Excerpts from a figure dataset
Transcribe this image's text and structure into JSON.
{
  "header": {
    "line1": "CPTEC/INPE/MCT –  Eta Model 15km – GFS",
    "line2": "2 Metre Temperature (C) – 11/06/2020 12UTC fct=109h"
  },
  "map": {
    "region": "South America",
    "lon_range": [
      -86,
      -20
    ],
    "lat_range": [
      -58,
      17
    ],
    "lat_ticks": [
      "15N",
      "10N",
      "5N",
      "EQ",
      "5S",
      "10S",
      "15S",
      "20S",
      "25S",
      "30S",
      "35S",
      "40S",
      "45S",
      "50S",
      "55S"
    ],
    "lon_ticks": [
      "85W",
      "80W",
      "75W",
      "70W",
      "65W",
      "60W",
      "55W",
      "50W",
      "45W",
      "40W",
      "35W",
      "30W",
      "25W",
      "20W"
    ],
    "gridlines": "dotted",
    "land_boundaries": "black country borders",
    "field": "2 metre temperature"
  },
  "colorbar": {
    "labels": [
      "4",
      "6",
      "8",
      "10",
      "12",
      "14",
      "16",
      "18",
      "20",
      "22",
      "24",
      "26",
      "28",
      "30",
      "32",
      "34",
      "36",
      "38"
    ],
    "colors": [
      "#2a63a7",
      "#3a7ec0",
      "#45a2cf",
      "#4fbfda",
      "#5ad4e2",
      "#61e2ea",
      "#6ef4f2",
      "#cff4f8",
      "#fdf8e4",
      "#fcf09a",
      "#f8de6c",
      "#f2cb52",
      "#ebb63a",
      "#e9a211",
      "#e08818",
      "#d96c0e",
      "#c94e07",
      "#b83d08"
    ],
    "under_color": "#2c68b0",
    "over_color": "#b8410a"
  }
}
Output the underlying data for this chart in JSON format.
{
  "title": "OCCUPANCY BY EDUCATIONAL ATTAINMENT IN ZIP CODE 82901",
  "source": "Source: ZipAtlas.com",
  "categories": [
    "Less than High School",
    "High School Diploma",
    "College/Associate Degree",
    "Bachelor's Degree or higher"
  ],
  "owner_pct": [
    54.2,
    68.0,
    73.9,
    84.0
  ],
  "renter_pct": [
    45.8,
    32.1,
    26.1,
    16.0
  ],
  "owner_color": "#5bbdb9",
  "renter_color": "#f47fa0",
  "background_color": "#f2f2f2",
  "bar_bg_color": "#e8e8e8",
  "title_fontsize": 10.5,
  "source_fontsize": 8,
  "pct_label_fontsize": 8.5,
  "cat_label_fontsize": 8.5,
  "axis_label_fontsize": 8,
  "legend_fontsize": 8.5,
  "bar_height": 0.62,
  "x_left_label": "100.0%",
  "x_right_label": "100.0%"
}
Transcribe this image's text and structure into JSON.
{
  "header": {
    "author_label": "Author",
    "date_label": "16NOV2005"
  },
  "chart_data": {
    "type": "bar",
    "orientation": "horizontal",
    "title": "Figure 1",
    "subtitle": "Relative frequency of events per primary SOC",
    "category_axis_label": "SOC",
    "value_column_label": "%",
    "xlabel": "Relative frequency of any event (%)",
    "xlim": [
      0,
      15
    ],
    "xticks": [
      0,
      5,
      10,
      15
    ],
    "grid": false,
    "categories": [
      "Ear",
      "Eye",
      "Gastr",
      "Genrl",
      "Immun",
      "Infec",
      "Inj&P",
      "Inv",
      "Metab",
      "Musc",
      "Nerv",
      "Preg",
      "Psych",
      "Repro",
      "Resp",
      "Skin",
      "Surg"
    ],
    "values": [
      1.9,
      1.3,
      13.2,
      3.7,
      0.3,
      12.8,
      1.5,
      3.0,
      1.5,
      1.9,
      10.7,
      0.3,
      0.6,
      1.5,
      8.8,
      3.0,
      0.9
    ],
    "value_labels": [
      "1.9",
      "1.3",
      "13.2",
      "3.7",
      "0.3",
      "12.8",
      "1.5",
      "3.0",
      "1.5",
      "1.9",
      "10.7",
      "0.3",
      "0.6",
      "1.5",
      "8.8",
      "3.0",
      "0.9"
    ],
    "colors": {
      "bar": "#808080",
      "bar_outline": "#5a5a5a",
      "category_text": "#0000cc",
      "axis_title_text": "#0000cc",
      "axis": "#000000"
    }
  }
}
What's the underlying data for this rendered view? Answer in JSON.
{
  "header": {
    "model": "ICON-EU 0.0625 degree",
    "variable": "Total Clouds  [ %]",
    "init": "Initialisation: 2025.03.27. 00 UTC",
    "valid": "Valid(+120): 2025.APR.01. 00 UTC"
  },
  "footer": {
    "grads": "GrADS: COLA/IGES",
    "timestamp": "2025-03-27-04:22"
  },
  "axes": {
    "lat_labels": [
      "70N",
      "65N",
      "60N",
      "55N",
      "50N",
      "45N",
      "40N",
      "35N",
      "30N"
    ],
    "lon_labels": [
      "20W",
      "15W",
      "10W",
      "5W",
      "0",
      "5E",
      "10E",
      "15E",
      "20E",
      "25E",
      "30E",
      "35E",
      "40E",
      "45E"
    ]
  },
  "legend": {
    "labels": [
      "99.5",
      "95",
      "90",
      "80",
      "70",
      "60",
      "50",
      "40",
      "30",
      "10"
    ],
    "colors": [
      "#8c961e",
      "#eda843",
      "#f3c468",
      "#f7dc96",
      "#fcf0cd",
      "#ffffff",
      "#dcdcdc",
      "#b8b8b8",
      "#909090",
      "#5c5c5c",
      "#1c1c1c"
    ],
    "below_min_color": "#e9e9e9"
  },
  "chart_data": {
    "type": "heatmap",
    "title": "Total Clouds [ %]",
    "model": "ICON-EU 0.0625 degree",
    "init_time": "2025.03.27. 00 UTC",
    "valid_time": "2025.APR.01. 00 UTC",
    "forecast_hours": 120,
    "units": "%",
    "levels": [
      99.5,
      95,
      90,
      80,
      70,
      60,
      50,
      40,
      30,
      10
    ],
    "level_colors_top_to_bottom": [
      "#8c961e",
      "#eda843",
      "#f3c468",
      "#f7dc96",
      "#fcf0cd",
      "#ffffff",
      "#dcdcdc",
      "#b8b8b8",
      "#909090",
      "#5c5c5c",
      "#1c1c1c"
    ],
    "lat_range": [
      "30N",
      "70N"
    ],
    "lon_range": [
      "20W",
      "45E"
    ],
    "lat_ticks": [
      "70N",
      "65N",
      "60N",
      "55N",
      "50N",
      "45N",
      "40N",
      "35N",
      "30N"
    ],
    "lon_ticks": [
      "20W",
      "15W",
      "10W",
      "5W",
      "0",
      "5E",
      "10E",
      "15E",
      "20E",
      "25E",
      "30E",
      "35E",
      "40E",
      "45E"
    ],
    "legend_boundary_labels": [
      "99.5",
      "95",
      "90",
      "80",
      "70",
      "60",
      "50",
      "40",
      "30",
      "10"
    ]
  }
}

● **Your goal**
Print every record exactly as it was given.

● **Solution to the exercise**
Transcribe this image's text and structure into JSON.
{
  "header": {
    "line1": "CPTEC/INPE/MCT –  Eta Model 15km – GFS",
    "line2": "2 Metre Temperature (C) – 11/06/2020 12UTC fct=109h"
  },
  "map": {
    "region": "South America",
    "lon_range": [
      -86,
      -20
    ],
    "lat_range": [
      -58,
      17
    ],
    "lat_ticks": [
      "15N",
      "10N",
      "5N",
      "EQ",
      "5S",
      "10S",
      "15S",
      "20S",
      "25S",
      "30S",
      "35S",
      "40S",
      "45S",
      "50S",
      "55S"
    ],
    "lon_ticks": [
      "85W",
      "80W",
      "75W",
      "70W",
      "65W",
      "60W",
      "55W",
      "50W",
      "45W",
      "40W",
      "35W",
      "30W",
      "25W",
      "20W"
    ],
    "gridlines": "dotted",
    "land_boundaries": "black country borders",
    "field": "2 metre temperature"
  },
  "colorbar": {
    "labels": [
      "4",
      "6",
      "8",
      "10",
      "12",
      "14",
      "16",
      "18",
      "20",
      "22",
      "24",
      "26",
      "28",
      "30",
      "32",
      "34",
      "36",
      "38"
    ],
    "colors": [
      "#2a63a7",
      "#3a7ec0",
      "#45a2cf",
      "#4fbfda",
      "#5ad4e2",
      "#61e2ea",
      "#6ef4f2",
      "#cff4f8",
      "#fdf8e4",
      "#fcf09a",
      "#f8de6c",
      "#f2cb52",
      "#ebb63a",
      "#e9a211",
      "#e08818",
      "#d96c0e",
      "#c94e07",
      "#b83d08"
    ],
    "under_color": "#2c68b0",
    "over_color": "#b8410a"
  }
}
Output the underlying data for this chart in JSON format.
{
  "title": "OCCUPANCY BY EDUCATIONAL ATTAINMENT IN ZIP CODE 82901",
  "source": "Source: ZipAtlas.com",
  "categories": [
    "Less than High School",
    "High School Diploma",
    "College/Associate Degree",
    "Bachelor's Degree or higher"
  ],
  "owner_pct": [
    54.2,
    68.0,
    73.9,
    84.0
  ],
  "renter_pct": [
    45.8,
    32.1,
    26.1,
    16.0
  ],
  "owner_color": "#5bbdb9",
  "renter_color": "#f47fa0",
  "background_color": "#f2f2f2",
  "bar_bg_color": "#e8e8e8",
  "title_fontsize": 10.5,
  "source_fontsize": 8,
  "pct_label_fontsize": 8.5,
  "cat_label_fontsize": 8.5,
  "axis_label_fontsize": 8,
  "legend_fontsize": 8.5,
  "bar_height": 0.62,
  "x_left_label": "100.0%",
  "x_right_label": "100.0%"
}
Transcribe this image's text and structure into JSON.
{
  "header": {
    "author_label": "Author",
    "date_label": "16NOV2005"
  },
  "chart_data": {
    "type": "bar",
    "orientation": "horizontal",
    "title": "Figure 1",
    "subtitle": "Relative frequency of events per primary SOC",
    "category_axis_label": "SOC",
    "value_column_label": "%",
    "xlabel": "Relative frequency of any event (%)",
    "xlim": [
      0,
      15
    ],
    "xticks": [
      0,
      5,
      10,
      15
    ],
    "grid": false,
    "categories": [
      "Ear",
      "Eye",
      "Gastr",
      "Genrl",
      "Immun",
      "Infec",
      "Inj&P",
      "Inv",
      "Metab",
      "Musc",
      "Nerv",
      "Preg",
      "Psych",
      "Repro",
      "Resp",
      "Skin",
      "Surg"
    ],
    "values": [
      1.9,
      1.3,
      13.2,
      3.7,
      0.3,
      12.8,
      1.5,
      3.0,
      1.5,
      1.9,
      10.7,
      0.3,
      0.6,
      1.5,
      8.8,
      3.0,
      0.9
    ],
    "value_labels": [
      "1.9",
      "1.3",
      "13.2",
      "3.7",
      "0.3",
      "12.8",
      "1.5",
      "3.0",
      "1.5",
      "1.9",
      "10.7",
      "0.3",
      "0.6",
      "1.5",
      "8.8",
      "3.0",
      "0.9"
    ],
    "colors": {
      "bar": "#808080",
      "bar_outline": "#5a5a5a",
      "category_text": "#0000cc",
      "axis_title_text": "#0000cc",
      "axis": "#000000"
    }
  }
}
What's the underlying data for this rendered view? Answer in JSON.
{
  "header": {
    "model": "ICON-EU 0.0625 degree",
    "variable": "Total Clouds  [ %]",
    "init": "Initialisation: 2025.03.27. 00 UTC",
    "valid": "Valid(+120): 2025.APR.01. 00 UTC"
  },
  "footer": {
    "grads": "GrADS: COLA/IGES",
    "timestamp": "2025-03-27-04:22"
  },
  "axes": {
    "lat_labels": [
      "70N",
      "65N",
      "60N",
      "55N",
      "50N",
      "45N",
      "40N",
      "35N",
      "30N"
    ],
    "lon_labels": [
      "20W",
      "15W",
      "10W",
      "5W",
      "0",
      "5E",
      "10E",
      "15E",
      "20E",
      "25E",
      "30E",
      "35E",
      "40E",
      "45E"
    ]
  },
  "legend": {
    "labels": [
      "99.5",
      "95",
      "90",
      "80",
      "70",
      "60",
      "50",
      "40",
      "30",
      "10"
    ],
    "colors": [
      "#8c961e",
      "#eda843",
      "#f3c468",
      "#f7dc96",
      "#fcf0cd",
      "#ffffff",
      "#dcdcdc",
      "#b8b8b8",
      "#909090",
      "#5c5c5c",
      "#1c1c1c"
    ],
    "below_min_color": "#e9e9e9"
  },
  "chart_data": {
    "type": "heatmap",
    "title": "Total Clouds [ %]",
    "model": "ICON-EU 0.0625 degree",
    "init_time": "2025.03.27. 00 UTC",
    "valid_time": "2025.APR.01. 00 UTC",
    "forecast_hours": 120,
    "units": "%",
    "levels": [
      99.5,
      95,
      90,
      80,
      70,
      60,
      50,
      40,
      30,
      10
    ],
    "level_colors_top_to_bottom": [
      "#8c961e",
      "#eda843",
      "#f3c468",
      "#f7dc96",
      "#fcf0cd",
      "#ffffff",
      "#dcdcdc",
      "#b8b8b8",
      "#909090",
      "#5c5c5c",
      "#1c1c1c"
    ],
    "lat_range": [
      "30N",
      "70N"
    ],
    "lon_range": [
      "20W",
      "45E"
    ],
    "lat_ticks": [
      "70N",
      "65N",
      "60N",
      "55N",
      "50N",
      "45N",
      "40N",
      "35N",
      "30N"
    ],
    "lon_ticks": [
      "20W",
      "15W",
      "10W",
      "5W",
      "0",
      "5E",
      "10E",
      "15E",
      "20E",
      "25E",
      "30E",
      "35E",
      "40E",
      "45E"
    ],
    "legend_boundary_labels": [
      "99.5",
      "95",
      "90",
      "80",
      "70",
      "60",
      "50",
      "40",
      "30",
      "10"
    ]
  }
}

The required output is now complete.